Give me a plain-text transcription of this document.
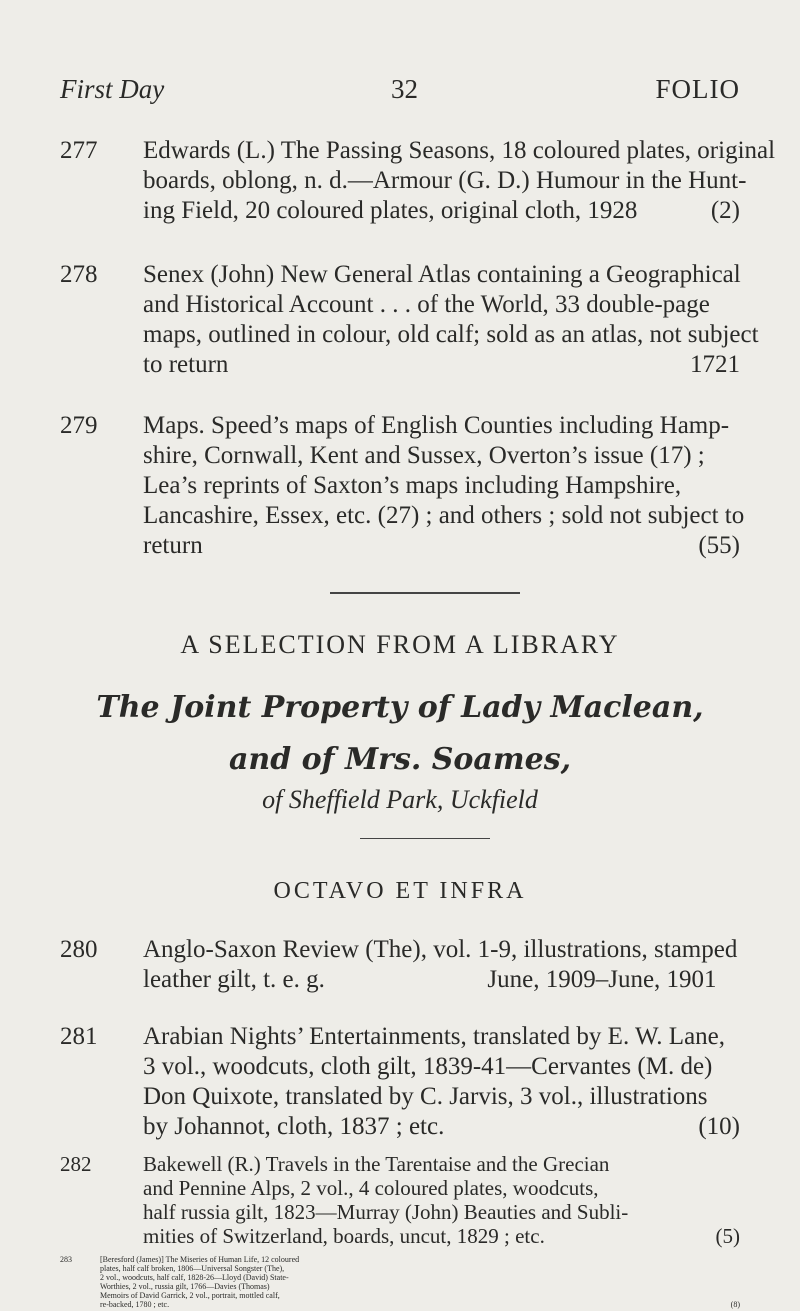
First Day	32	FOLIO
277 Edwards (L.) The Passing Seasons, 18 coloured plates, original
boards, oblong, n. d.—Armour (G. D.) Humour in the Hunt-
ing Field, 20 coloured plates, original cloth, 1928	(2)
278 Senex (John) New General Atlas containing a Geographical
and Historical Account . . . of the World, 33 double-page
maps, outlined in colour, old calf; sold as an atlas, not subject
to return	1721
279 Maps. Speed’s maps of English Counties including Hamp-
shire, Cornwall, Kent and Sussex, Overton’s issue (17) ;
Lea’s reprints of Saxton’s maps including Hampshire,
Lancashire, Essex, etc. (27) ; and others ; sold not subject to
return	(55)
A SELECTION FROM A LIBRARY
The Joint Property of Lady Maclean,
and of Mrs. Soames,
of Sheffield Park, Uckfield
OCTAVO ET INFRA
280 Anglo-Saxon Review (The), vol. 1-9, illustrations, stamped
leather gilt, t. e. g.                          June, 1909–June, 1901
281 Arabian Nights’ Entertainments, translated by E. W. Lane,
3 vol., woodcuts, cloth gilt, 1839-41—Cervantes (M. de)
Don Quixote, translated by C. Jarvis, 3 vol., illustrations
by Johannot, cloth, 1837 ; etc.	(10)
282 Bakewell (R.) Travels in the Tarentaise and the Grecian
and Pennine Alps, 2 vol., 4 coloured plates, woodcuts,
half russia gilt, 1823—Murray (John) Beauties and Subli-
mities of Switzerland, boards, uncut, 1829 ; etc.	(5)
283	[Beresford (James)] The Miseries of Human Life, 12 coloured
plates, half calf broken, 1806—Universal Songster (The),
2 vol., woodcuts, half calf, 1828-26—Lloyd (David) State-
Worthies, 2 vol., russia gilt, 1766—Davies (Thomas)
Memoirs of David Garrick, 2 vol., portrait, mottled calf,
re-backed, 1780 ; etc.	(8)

* * * *

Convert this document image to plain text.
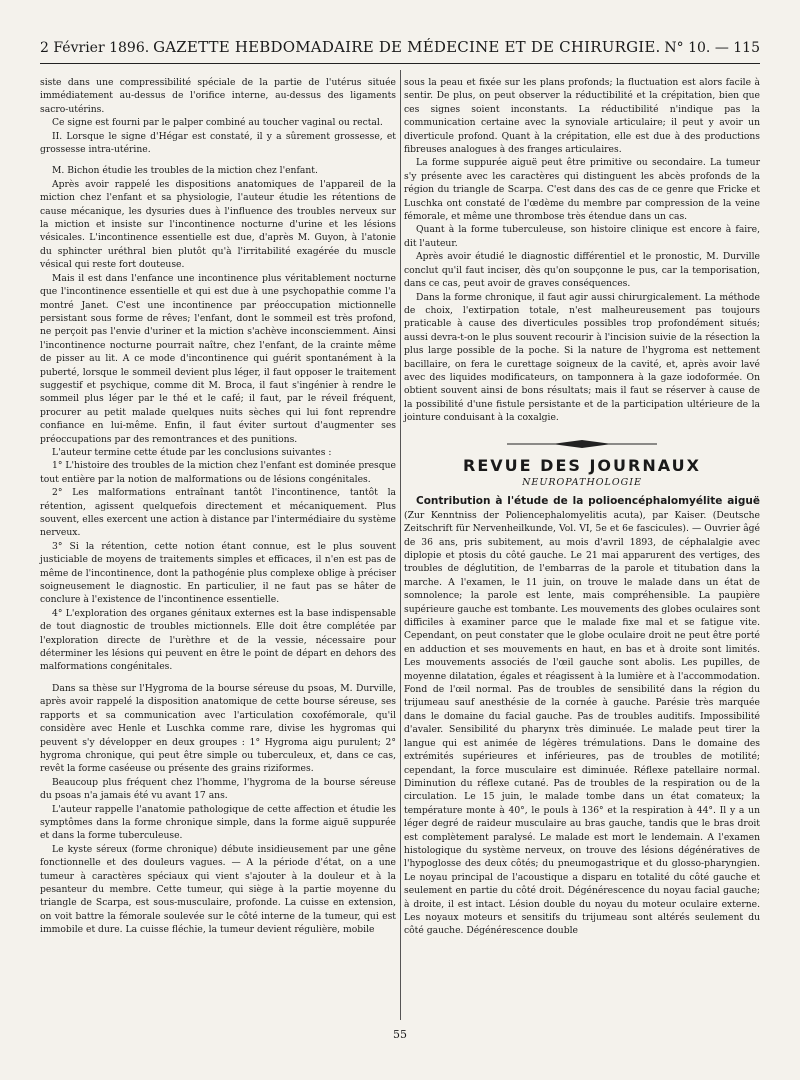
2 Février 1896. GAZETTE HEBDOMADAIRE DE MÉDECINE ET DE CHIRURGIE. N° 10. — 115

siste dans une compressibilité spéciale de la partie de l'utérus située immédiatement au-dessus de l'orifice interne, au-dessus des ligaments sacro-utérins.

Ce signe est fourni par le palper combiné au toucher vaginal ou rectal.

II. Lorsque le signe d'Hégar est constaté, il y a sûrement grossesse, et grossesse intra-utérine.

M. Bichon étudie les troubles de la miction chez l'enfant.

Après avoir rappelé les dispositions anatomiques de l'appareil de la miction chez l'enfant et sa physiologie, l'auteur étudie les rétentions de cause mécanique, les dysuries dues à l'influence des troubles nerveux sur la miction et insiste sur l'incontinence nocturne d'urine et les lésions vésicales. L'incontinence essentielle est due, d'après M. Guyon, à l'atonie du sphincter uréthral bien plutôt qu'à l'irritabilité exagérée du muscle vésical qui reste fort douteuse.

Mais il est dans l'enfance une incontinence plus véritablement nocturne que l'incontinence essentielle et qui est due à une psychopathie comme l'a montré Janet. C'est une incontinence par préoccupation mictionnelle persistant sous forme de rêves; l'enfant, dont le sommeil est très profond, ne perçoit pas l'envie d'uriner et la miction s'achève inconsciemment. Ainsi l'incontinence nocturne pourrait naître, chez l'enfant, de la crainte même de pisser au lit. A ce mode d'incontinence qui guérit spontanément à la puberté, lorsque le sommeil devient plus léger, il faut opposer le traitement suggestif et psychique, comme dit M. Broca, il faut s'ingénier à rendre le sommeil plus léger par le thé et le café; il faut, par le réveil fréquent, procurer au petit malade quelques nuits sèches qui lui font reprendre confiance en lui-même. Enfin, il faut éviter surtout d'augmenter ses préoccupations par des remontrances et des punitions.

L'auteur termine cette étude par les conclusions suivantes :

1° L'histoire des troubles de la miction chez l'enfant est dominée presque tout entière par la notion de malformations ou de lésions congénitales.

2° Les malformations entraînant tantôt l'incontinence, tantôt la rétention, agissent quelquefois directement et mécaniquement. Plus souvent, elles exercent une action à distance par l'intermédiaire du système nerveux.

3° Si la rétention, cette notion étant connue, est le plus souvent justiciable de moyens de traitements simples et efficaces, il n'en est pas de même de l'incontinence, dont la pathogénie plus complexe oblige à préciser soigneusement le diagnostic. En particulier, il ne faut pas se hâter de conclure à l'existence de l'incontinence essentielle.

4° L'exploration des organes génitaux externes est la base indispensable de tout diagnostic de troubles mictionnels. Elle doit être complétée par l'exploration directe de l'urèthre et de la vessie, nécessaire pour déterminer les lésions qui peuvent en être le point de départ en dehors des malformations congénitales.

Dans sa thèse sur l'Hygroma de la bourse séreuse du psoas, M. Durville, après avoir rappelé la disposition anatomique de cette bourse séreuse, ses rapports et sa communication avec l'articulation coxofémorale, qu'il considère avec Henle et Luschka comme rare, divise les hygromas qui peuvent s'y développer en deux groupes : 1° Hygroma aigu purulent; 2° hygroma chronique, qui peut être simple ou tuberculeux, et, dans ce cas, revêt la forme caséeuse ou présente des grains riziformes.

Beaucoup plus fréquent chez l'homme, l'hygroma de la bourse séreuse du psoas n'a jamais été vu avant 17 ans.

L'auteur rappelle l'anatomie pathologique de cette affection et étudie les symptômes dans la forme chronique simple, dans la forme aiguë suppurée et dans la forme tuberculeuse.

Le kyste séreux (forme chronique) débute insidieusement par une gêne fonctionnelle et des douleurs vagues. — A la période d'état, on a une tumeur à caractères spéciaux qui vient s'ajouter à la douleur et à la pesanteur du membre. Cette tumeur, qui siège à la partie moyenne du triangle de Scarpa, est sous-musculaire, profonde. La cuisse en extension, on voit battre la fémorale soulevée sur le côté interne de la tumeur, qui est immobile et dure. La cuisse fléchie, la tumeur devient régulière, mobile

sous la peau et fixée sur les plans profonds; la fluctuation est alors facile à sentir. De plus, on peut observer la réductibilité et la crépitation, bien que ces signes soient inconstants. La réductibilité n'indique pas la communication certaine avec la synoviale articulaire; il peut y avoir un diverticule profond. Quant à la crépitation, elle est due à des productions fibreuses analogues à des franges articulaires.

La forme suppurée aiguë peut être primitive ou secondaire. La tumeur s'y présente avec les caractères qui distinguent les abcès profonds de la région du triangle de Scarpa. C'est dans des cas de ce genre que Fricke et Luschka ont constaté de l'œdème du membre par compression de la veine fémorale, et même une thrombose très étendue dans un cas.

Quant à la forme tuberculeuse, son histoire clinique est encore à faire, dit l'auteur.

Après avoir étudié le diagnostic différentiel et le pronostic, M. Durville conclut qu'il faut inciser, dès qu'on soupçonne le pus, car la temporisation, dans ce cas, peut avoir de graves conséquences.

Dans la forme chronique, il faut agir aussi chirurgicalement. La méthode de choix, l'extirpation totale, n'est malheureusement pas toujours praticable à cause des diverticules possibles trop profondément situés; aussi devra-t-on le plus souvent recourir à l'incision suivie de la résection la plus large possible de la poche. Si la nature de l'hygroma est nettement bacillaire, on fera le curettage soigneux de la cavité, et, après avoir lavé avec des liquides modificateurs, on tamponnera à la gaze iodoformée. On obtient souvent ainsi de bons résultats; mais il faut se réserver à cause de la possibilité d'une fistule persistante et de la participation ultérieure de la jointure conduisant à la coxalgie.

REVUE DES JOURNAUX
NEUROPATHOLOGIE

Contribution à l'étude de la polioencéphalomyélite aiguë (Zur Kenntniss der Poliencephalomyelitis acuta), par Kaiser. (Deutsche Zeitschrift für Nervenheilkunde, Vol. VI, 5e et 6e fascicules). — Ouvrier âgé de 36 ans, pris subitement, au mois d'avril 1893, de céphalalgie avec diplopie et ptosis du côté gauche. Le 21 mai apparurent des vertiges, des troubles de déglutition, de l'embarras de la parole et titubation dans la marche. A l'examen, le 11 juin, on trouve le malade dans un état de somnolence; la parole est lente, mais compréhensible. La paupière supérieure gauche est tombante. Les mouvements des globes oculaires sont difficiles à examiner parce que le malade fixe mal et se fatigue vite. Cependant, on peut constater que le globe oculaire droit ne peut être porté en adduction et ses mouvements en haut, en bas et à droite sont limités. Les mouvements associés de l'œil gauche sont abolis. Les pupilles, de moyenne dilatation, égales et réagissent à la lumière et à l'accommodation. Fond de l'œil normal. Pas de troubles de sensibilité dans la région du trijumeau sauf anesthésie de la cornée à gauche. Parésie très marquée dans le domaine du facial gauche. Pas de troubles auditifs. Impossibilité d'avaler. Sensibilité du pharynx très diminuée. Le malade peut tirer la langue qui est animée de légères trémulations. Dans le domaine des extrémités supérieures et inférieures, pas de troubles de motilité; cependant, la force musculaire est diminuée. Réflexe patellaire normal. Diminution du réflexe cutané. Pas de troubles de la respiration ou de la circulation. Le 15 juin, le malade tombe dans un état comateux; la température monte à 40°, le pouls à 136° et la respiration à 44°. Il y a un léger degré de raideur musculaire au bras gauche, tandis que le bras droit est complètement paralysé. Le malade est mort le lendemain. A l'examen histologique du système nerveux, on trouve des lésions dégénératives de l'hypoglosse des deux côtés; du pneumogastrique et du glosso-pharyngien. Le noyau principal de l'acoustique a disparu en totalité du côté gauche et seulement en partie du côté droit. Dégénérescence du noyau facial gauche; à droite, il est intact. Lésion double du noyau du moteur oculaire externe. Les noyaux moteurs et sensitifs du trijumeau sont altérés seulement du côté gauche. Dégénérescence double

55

* * * *

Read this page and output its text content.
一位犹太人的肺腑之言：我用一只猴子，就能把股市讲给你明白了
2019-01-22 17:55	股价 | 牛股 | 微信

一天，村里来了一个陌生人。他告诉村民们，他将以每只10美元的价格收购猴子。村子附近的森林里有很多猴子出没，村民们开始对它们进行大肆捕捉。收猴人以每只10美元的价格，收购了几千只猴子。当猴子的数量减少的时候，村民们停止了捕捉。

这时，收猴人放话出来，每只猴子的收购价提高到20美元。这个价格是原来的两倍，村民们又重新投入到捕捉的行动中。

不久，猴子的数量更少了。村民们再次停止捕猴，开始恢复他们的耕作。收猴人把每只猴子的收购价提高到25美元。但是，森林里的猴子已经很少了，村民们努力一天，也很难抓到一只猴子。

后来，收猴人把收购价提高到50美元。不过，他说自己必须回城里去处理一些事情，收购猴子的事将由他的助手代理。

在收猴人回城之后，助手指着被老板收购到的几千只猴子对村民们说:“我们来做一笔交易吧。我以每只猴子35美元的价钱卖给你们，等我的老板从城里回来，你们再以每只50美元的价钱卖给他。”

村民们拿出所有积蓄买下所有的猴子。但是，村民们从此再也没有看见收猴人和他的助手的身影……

* * * *

THE REQUEST:
Check each line above for "woodcuts" and return the ones that have it.

RESPONSE FOR THIS EXERCISE:
3 vol., woodcuts, cloth gilt, 1839-41—Cervantes (M. de)
and Pennine Alps, 2 vol., 4 coloured plates, woodcuts,
2 vol., woodcuts, half calf, 1828-26—Lloyd (David) State-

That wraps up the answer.